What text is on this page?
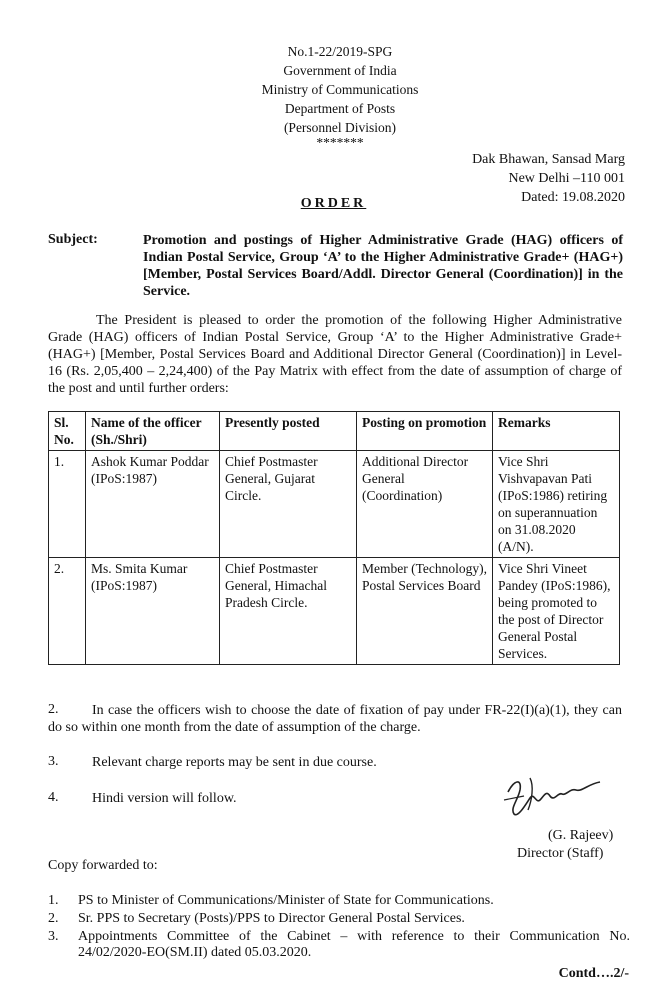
No.1-22/2019-SPG
Government of India
Ministry of Communications
Department of Posts
(Personnel Division)
*******
Dak Bhawan, Sansad Marg
New Delhi –110 001
Dated: 19.08.2020
ORDER
Subject:	Promotion and postings of Higher Administrative Grade (HAG) officers of Indian Postal Service, Group ‘A’ to the Higher Administrative Grade+ (HAG+) [Member, Postal Services Board/Addl. Director General (Coordination)] in the Service.
The President is pleased to order the promotion of the following Higher Administrative Grade (HAG) officers of Indian Postal Service, Group ‘A’ to the Higher Administrative Grade+ (HAG+) [Member, Postal Services Board and Additional Director General (Coordination)] in Level-16 (Rs. 2,05,400 – 2,24,400) of the Pay Matrix with effect from the date of assumption of charge of the post and until further orders:
Sl. No.	Name of the officer (Sh./Shri)	Presently posted	Posting on promotion	Remarks
1.	Ashok Kumar Poddar (IPoS:1987)	Chief Postmaster General, Gujarat Circle.	Additional Director General (Coordination)	Vice Shri Vishvapavan Pati (IPoS:1986) retiring on superannuation on 31.08.2020 (A/N).
2.	Ms. Smita Kumar (IPoS:1987)	Chief Postmaster General, Himachal Pradesh Circle.	Member (Technology), Postal Services Board	Vice Shri Vineet Pandey (IPoS:1986), being promoted to the post of Director General Postal Services.
2.	In case the officers wish to choose the date of fixation of pay under FR-22(I)(a)(1), they can do so within one month from the date of assumption of the charge.
3. Relevant charge reports may be sent in due course.
4. Hindi version will follow.
(G. Rajeev)
Director (Staff)
Copy forwarded to:
1. PS to Minister of Communications/Minister of State for Communications.
2. Sr. PPS to Secretary (Posts)/PPS to Director General Postal Services.
3. Appointments Committee of the Cabinet – with reference to their Communication No. 24/02/2020-EO(SM.II) dated 05.03.2020.
Contd….2/-
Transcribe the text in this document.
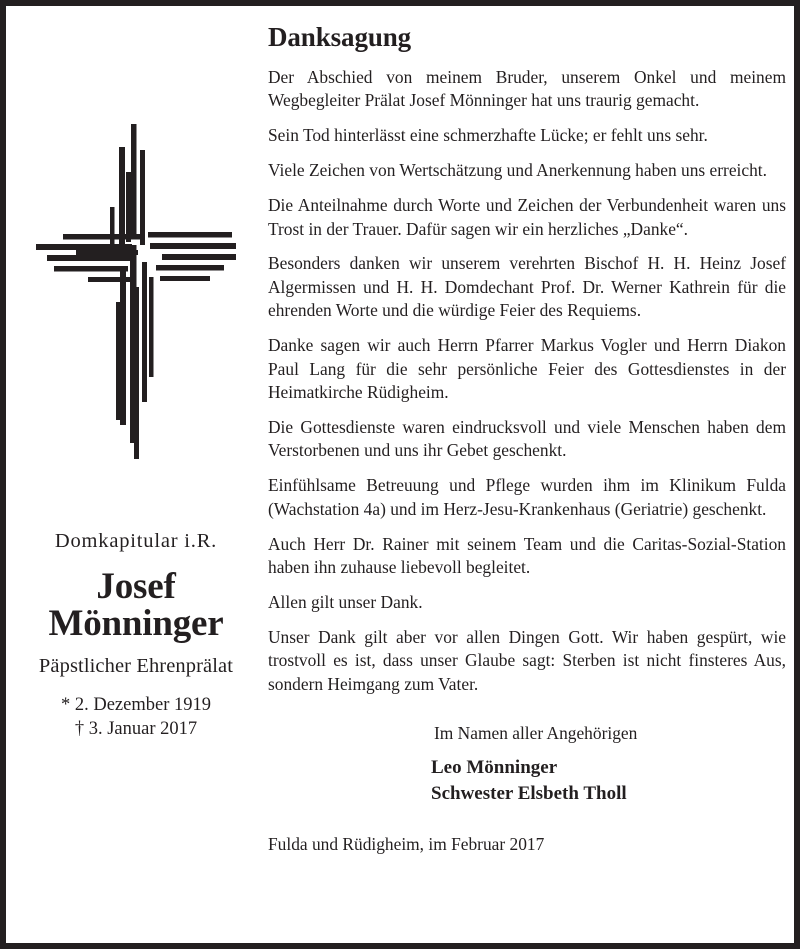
Domkapitular i.R.
Josef
Mönninger
Päpstlicher Ehrenprälat
* 2. Dezember 1919
† 3. Januar 2017
Danksagung

Der Abschied von meinem Bruder, unserem Onkel und meinem Wegbegleiter Prälat Josef Mönninger hat uns traurig gemacht.

Sein Tod hinterlässt eine schmerzhafte Lücke; er fehlt uns sehr.

Viele Zeichen von Wertschätzung und Anerkennung haben uns erreicht.

Die Anteilnahme durch Worte und Zeichen der Verbundenheit waren uns Trost in der Trauer. Dafür sagen wir ein herzliches „Danke“.

Besonders danken wir unserem verehrten Bischof H. H. Heinz Josef Algermissen und H. H. Domdechant Prof. Dr. Werner Kathrein für die ehrenden Worte und die würdige Feier des Requiems.

Danke sagen wir auch Herrn Pfarrer Markus Vogler und Herrn Diakon Paul Lang für die sehr persönliche Feier des Gottesdienstes in der Heimatkirche Rüdigheim.

Die Gottesdienste waren eindrucksvoll und viele Menschen haben dem Verstorbenen und uns ihr Gebet geschenkt.

Einfühlsame Betreuung und Pflege wurden ihm im Klinikum Fulda (Wachstation 4a) und im Herz-Jesu-Krankenhaus (Geriatrie) geschenkt.

Auch Herr Dr. Rainer mit seinem Team und die Caritas-Sozial-Station haben ihn zuhause liebevoll begleitet.

Allen gilt unser Dank.

Unser Dank gilt aber vor allen Dingen Gott. Wir haben gespürt, wie trostvoll es ist, dass unser Glaube sagt: Sterben ist nicht finsteres Aus, sondern Heimgang zum Vater.

Im Namen aller Angehörigen
Leo Mönninger
Schwester Elsbeth Tholl
Fulda und Rüdigheim, im Februar 2017
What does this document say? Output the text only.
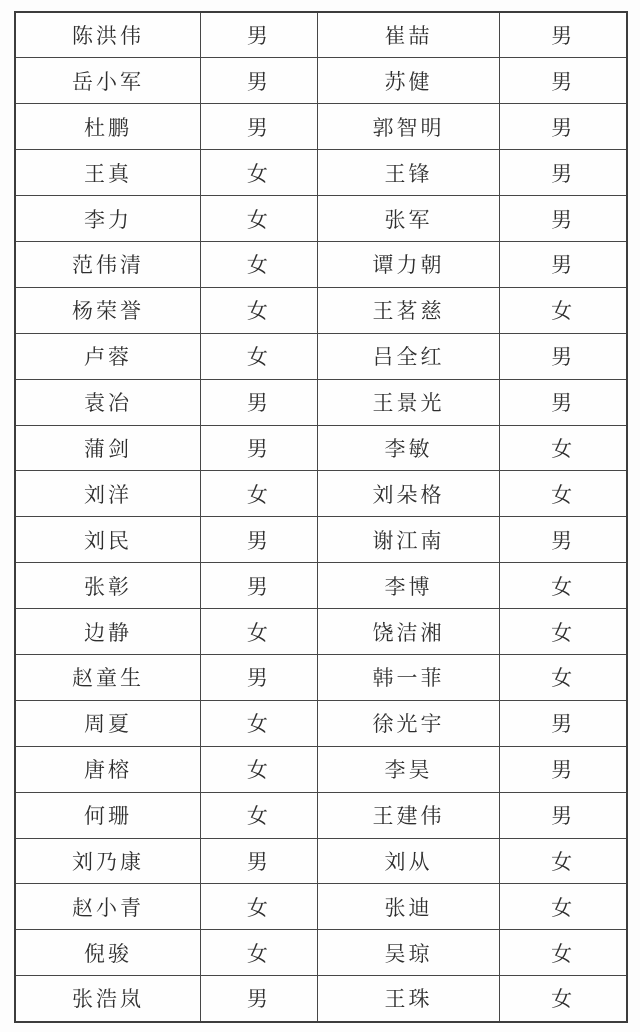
陈洪伟	男	崔喆	男
岳小军	男	苏健	男
杜鹏	男	郭智明	男
王真	女	王锋	男
李力	女	张军	男
范伟清	女	谭力朝	男
杨荣誉	女	王茗慈	女
卢蓉	女	吕全红	男
袁冶	男	王景光	男
蒲剑	男	李敏	女
刘洋	女	刘朵格	女
刘民	男	谢江南	男
张彰	男	李博	女
边静	女	饶洁湘	女
赵童生	男	韩一菲	女
周夏	女	徐光宇	男
唐榕	女	李昊	男
何珊	女	王建伟	男
刘乃康	男	刘从	女
赵小青	女	张迪	女
倪骏	女	吴琼	女
张浩岚	男	王珠	女
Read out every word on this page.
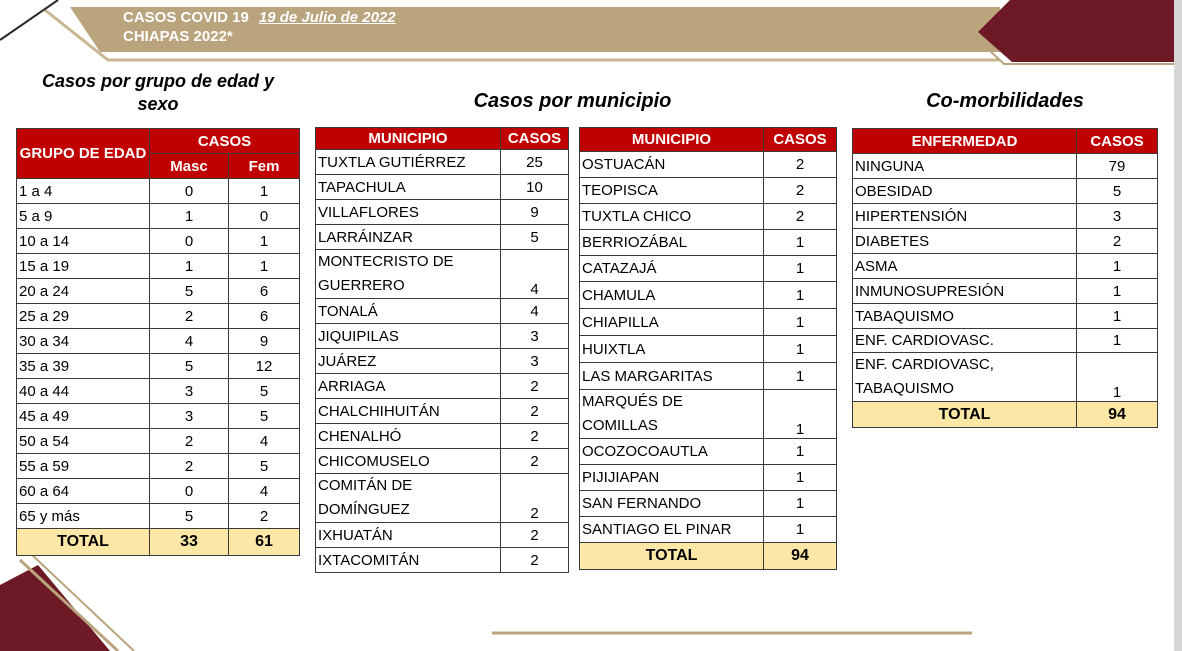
CASOS COVID 19 19 de Julio de 2022
CHIAPAS 2022*
Casos por grupo de edad y sexo	Casos por municipio	Co-morbilidades
GRUPO DE EDAD	CASOS	
	Masc	Fem
1 a 4	0	1
5 a 9	1	0
10 a 14	0	1
15 a 19	1	1
20 a 24	5	6
25 a 29	2	6
30 a 34	4	9
35 a 39	5	12
40 a 44	3	5
45 a 49	3	5
50 a 54	2	4
55 a 59	2	5
60 a 64	0	4
65 y más	5	2
TOTAL	33	61
MUNICIPIO	CASOS
TUXTLA GUTIÉRREZ	25
TAPACHULA	10
VILLAFLORES	9
LARRÁINZAR	5
MONTECRISTO DE GUERRERO	4
TONALÁ	4
JIQUIPILAS	3
JUÁREZ	3
ARRIAGA	2
CHALCHIHUITÁN	2
CHENALHÓ	2
CHICOMUSELO	2
COMITÁN DE DOMÍNGUEZ	2
IXHUATÁN	2
IXTACOMITÁN	2
MUNICIPIO	CASOS
OSTUACÁN	2
TEOPISCA	2
TUXTLA CHICO	2
BERRIOZÁBAL	1
CATAZAJÁ	1
CHAMULA	1
CHIAPILLA	1
HUIXTLA	1
LAS MARGARITAS	1
MARQUÉS DE COMILLAS	1
OCOZOCOAUTLA	1
PIJIJIAPAN	1
SAN FERNANDO	1
SANTIAGO EL PINAR	1
TOTAL	94
ENFERMEDAD	CASOS
NINGUNA	79
OBESIDAD	5
HIPERTENSIÓN	3
DIABETES	2
ASMA	1
INMUNOSUPRESIÓN	1
TABAQUISMO	1
ENF. CARDIOVASC.	1
ENF. CARDIOVASC, TABAQUISMO	1
TOTAL	94
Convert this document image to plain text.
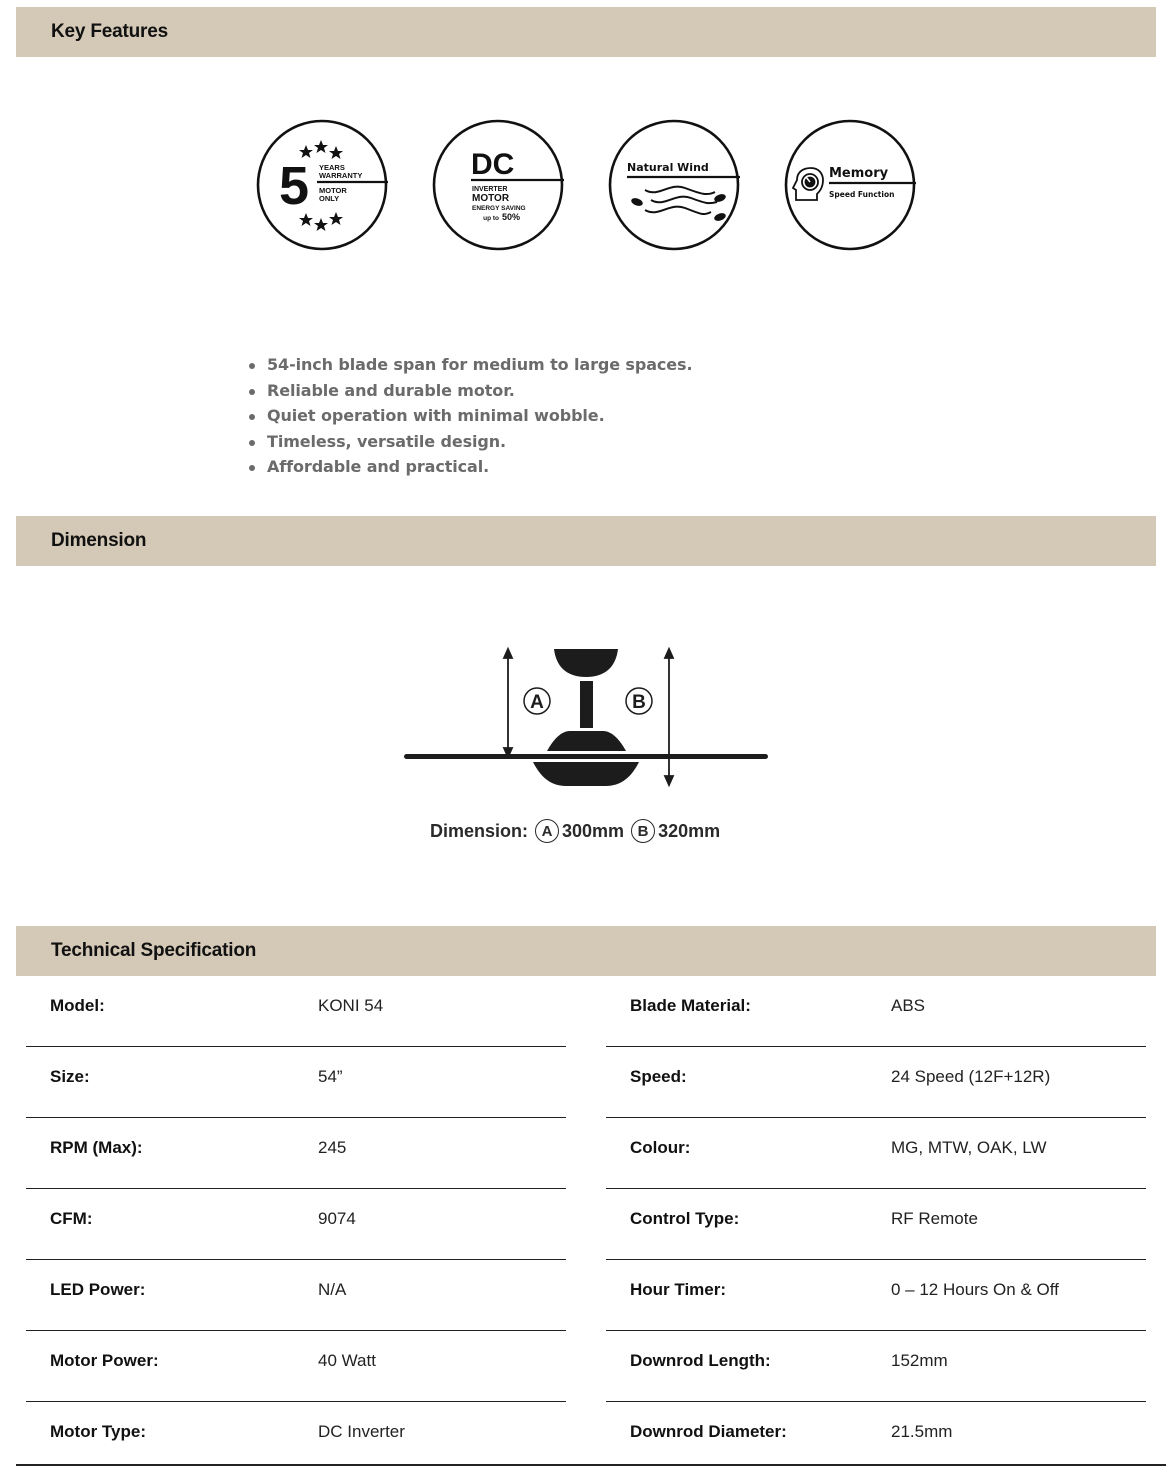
Key Features
5 YEARS
WARRANTY
MOTOR
ONLY
DC
INVERTER
MOTOR
ENERGY SAVING
up to 50%
Natural Wind	Memory
Speed Function
54-inch blade span for medium to large spaces.
Reliable and durable motor.
Quiet operation with minimal wobble.
Timeless, versatile design.
Affordable and practical.
Dimension
A	B
Dimension: A 300mm B 320mm
Technical Specification
Model:	KONI 54
Size:	54”
RPM (Max):	245
CFM:	9074
LED Power:	N/A
Motor Power:	40 Watt
Motor Type:	DC Inverter
Blade Material:	ABS
Speed:	24 Speed (12F+12R)
Colour:	MG, MTW, OAK, LW
Control Type:	RF Remote
Hour Timer:	0 – 12 Hours On & Off
Downrod Length:	152mm
Downrod Diameter:	21.5mm
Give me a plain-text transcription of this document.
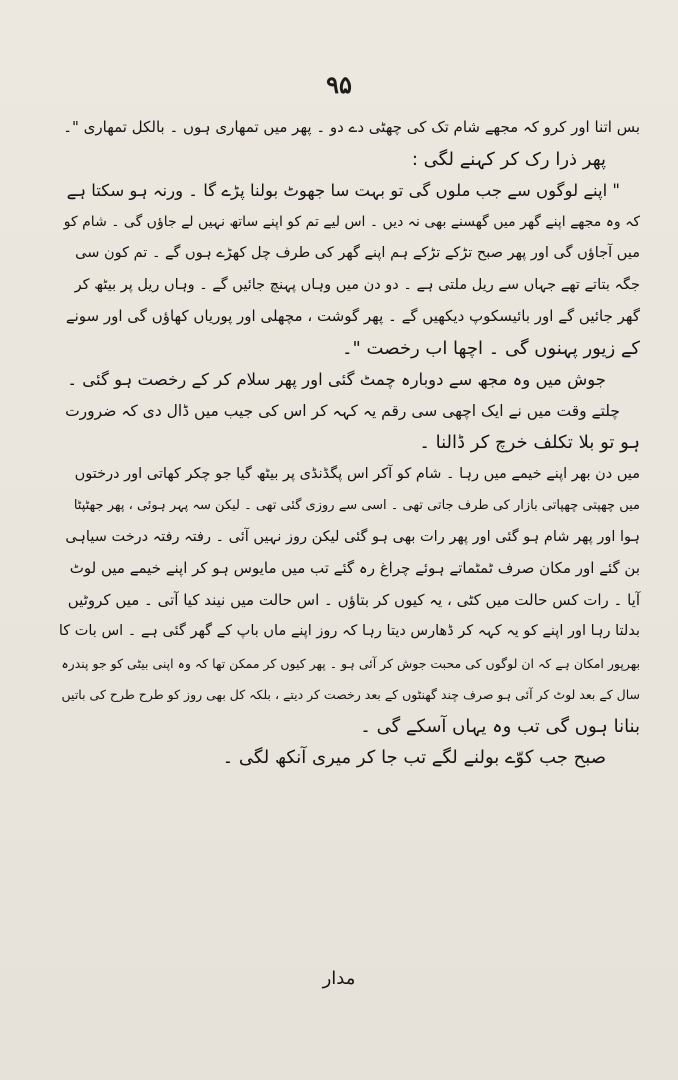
۹۵
بس اتنا اور کرو کہ مجھے شام تک کی چھٹی دے دو ۔ پھر میں تمھاری ہوں ۔ بالکل تمھاری "۔
پھر ذرا رک کر کہنے لگی :
" اپنے لوگوں سے جب ملوں گی تو بہت سا جھوٹ بولنا پڑے گا ۔ ورنہ ہو سکتا ہے
کہ وہ مجھے اپنے گھر میں گھسنے بھی نہ دیں ۔ اس لیے تم کو اپنے ساتھ نہیں لے جاؤں گی ۔ شام کو
میں آجاؤں گی اور پھر صبح تڑکے تڑکے ہم اپنے گھر کی طرف چل کھڑے ہوں گے ۔ تم کون سی
جگہ بتاتے تھے جہاں سے ریل ملتی ہے ۔ دو دن میں وہاں پہنچ جائیں گے ۔ وہاں ریل پر بیٹھ کر
گھر جائیں گے اور بائیسکوپ دیکھیں گے ۔ پھر گوشت ، مچھلی اور پوریاں کھاؤں گی اور سونے
کے زیور پہنوں گی ۔ اچھا اب رخصت "۔
جوش میں وہ مجھ سے دوبارہ چمٹ گئی اور پھر سلام کر کے رخصت ہو گئی ۔
چلتے وقت میں نے ایک اچھی سی رقم یہ کہہ کر اس کی جیب میں ڈال دی کہ ضرورت
ہو تو بلا تکلف خرچ کر ڈالنا ۔
میں دن بھر اپنے خیمے میں رہا ۔ شام کو آکر اس پگڈنڈی پر بیٹھ گیا جو چکر کھاتی اور درختوں
میں چھپتی چھپاتی بازار کی طرف جاتی تھی ۔ اسی سے روزی گئی تھی ۔ لیکن سہ پہر ہوئی ، پھر جھٹپٹا
ہوا اور پھر شام ہو گئی اور پھر رات بھی ہو گئی لیکن روز نہیں آئی ۔ رفتہ رفتہ درخت سیاہی
بن گئے اور مکان صرف ٹمٹماتے ہوئے چراغ رہ گئے تب میں مایوس ہو کر اپنے خیمے میں لوٹ
آیا ۔ رات کس حالت میں کٹی ، یہ کیوں کر بتاؤں ۔ اس حالت میں نیند کیا آتی ۔ میں کروٹیں
بدلتا رہا اور اپنے کو یہ کہہ کر ڈھارس دیتا رہا کہ روز اپنے ماں باپ کے گھر گئی ہے ۔ اس بات کا
بھرپور امکان ہے کہ ان لوگوں کی محبت جوش کر آئی ہو ۔ پھر کیوں کر ممکن تھا کہ وہ اپنی بیٹی کو جو پندرہ
سال کے بعد لوٹ کر آئی ہو صرف چند گھنٹوں کے بعد رخصت کر دیتے ، بلکہ کل بھی روز کو طرح طرح کی باتیں
بنانا ہوں گی تب وہ یہاں آسکے گی ۔
صبح جب کوّے بولنے لگے تب جا کر میری آنکھ لگی ۔
مدار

══════════

◆ Prompt ◆
In the material above, tally every line with the string "this" in it, then give that number alone.

◆ The completed task ◆
6